■ **TASK TO COMPLETE**
Which lines contain the string "下列结论正确的是"? Please list every one of them.

■ **GIVEN RECORDS**
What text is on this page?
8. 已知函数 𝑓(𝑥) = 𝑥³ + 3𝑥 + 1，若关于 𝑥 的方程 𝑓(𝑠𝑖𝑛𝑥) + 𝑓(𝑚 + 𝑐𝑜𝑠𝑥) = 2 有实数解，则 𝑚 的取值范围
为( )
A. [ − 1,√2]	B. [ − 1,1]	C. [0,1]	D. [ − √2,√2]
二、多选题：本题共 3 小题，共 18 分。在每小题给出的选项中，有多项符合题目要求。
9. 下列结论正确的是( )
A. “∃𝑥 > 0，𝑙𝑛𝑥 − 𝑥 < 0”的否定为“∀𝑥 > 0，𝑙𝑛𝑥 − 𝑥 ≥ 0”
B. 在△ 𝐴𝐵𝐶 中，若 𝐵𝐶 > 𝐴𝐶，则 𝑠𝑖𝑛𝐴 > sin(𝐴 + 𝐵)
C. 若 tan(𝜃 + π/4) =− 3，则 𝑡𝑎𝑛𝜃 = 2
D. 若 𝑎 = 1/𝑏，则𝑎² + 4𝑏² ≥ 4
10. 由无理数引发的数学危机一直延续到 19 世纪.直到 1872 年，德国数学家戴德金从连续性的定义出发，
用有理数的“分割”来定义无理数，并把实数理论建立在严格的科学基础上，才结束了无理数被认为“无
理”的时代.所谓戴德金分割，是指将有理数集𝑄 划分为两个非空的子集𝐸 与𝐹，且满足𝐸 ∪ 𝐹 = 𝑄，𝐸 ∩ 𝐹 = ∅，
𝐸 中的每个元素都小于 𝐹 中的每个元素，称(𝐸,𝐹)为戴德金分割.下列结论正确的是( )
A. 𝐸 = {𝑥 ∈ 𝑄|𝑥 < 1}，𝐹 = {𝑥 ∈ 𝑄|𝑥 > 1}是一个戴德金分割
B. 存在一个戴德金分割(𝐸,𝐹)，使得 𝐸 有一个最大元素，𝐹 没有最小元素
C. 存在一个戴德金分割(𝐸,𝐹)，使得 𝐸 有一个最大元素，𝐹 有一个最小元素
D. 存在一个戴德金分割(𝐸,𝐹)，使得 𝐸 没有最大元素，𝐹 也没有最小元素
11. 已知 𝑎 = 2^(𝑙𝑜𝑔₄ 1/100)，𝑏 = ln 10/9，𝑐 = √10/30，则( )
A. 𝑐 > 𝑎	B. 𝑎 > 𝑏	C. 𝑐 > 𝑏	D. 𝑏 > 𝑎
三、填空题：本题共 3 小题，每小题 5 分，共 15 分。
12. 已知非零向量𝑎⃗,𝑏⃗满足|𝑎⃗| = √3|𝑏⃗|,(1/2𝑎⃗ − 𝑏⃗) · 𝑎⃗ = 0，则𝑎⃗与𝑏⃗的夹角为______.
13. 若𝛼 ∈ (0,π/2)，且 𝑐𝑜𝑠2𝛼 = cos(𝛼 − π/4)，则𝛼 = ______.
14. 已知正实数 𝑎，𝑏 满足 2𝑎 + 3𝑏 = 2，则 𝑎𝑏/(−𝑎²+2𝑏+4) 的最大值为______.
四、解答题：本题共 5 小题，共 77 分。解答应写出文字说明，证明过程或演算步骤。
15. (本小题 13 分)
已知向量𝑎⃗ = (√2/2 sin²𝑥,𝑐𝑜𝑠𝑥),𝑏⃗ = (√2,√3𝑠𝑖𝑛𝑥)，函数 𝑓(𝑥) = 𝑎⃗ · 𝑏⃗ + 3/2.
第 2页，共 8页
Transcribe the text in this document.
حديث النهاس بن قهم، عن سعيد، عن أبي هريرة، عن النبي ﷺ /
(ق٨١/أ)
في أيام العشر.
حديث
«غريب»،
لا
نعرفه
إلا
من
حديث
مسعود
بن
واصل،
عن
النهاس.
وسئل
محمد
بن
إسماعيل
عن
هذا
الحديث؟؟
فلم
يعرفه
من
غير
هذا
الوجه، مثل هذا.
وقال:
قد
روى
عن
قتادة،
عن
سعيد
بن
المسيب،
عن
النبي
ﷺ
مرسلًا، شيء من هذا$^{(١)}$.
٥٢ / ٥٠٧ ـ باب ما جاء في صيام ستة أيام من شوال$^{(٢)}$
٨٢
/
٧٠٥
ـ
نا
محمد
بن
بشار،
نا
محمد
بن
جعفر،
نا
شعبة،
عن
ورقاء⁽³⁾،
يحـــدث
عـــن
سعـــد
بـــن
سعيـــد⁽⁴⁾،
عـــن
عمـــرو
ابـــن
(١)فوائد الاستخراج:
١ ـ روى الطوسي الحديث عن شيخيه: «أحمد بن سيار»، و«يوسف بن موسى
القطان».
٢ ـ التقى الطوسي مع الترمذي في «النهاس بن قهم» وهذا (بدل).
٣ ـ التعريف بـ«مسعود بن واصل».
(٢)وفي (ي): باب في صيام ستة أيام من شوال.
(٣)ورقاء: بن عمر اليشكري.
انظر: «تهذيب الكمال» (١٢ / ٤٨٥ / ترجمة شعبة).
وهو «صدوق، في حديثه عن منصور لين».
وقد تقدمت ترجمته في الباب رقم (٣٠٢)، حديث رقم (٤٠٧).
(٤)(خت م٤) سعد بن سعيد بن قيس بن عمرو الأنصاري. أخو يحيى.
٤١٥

■ **SOLUTION FOR THIS PROBLEM**
9. 下列结论正确的是( )
𝐸 中的每个元素都小于 𝐹 中的每个元素，称(𝐸,𝐹)为戴德金分割.下列结论正确的是( )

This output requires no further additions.